● Written instruction: Using the listing below, select the lines with the word "Windows" and copy them.

● Entries from a dataset:
»»

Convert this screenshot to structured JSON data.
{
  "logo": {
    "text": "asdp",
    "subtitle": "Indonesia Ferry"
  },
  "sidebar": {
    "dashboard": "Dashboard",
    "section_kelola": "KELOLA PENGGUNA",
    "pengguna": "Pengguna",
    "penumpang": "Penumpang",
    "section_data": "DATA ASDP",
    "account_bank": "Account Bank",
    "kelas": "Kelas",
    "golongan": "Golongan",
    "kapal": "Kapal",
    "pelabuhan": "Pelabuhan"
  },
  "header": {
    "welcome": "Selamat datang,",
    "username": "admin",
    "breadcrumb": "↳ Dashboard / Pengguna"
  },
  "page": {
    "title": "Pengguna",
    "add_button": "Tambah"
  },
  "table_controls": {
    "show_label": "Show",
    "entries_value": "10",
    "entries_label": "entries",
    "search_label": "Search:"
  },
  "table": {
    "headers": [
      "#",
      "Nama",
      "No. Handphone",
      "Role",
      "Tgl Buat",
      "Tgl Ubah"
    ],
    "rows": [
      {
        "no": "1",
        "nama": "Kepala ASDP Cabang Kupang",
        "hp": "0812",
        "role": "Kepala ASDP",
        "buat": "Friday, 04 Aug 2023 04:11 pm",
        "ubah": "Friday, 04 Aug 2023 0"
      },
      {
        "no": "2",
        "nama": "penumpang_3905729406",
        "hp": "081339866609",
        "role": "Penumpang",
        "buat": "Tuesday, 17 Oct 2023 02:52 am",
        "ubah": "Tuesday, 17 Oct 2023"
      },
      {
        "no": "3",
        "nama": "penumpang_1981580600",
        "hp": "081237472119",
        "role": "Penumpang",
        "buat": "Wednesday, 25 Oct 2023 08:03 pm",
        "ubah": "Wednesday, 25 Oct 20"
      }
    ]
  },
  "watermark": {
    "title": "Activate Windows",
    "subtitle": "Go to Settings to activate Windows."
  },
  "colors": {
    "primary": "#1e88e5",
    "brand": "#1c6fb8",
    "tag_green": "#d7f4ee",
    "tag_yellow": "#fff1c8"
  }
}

««

● Correct result:
    "title": "Activate Windows",
    "subtitle": "Go to Settings to activate Windows."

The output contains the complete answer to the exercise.